Text:
But I've lost count of the number of times Russian people here have told *me* that drinking is a big problem in Russia. Once again, you assume it's my preconceptions but I don't get my ideas about Russian food or drink from CNN or the BBC, I get it from living here. 
As for statistics, well, that's certainly interesting. But I remember many times, while living in England, discussing the difference between French and English drinking habits .. the French don't have a reputation for being drunkards, although they drink a lot, it's because of the way they drink - more with food, and over a longer time.
It's not just about how much you drink, but the way you drink it.

----------


## JJ

> You know, English people have a bad reputation, not for drinking so much, but for drinking and being violent (football hooligans etc.).

 We've got a diffrent view on the same things - England and English people never assosiate with violent people in Russia, such as many another countries don't assosiate with negative. Russians associate England with the Big Ban and Tower, Thems etc, I guess that 9 of 10 russians mostly assosiate English people with Shakespeare, Robin the Hood, Walter Scott, Robert Burns and The Beatles and Backham... But on the contrary  western people usually assosiate Russia with negative.
I think it could be a good theme for a new topic, "what do the russians assosiate with your country?"   

> But I've lost count of the number of times Russian people here have told *me* that drinking is a big problem in Russia.

 Sure it is.And this is a big problem for all countries where the drinking of alcohol is more than 8-9 litres per capita. I wonder why the people in the other countries don't discuss about this with forieners. May be russians more open or more truthful?  ::    

> Once again, you assume it's my preconceptions but I don't get my ideas about Russian food or drink from CNN or the BBC, I get it from living here.

 So what? You are the 1 of 10000 forieners who knows the russian reality in only one region. The other people look, read and listen to the western "free" mass-media and they find there "drunk white bears with balalayka and AK47 walking down the Red Square". Мне за державу обидно!  ::    

> As for statistics, well, that's certainly interesting. But I remember many times, while living in England, discussing the difference between French and English drinking habits .. the French don't have a reputation for being drunkards, although they drink a lot, it's because of the way they drink - more with food, and over a longer time.
> It's not just about how much you drink, but the way you drink it.

 I think it also depends on the laws. Russia has not very stringent laws about drinking in public places, for example.

----------


## waxwing

> Originally Posted by waxwing  You know, English people have a bad reputation, not for drinking so much, but for drinking and being violent (football hooligans etc.).    We've got a diffrent view on the same things - England and English people never assosiate with violent people in Russia, such as many another countries don't assosiate with negative. Russians associate England with the Big Ban and Tower, Thems etc, I guess that 9 of 10 russians mostly assosiate English people with Shakespeare, Robin the Hood, Walter Scott, Robert Burns and The Beatles and Backham... But on the contrary  western people usually assosiate Russia with negative.

Source material:

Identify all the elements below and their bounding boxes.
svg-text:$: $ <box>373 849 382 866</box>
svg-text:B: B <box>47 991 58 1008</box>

Job:
According to the forum thread, which names do 9 of 10 Russians mostly associate English people with? List them. The data above is not needed.

Task result:
Shakespeare, Robin the Hood, Walter Scott, Robert Burns, The Beatles, Backham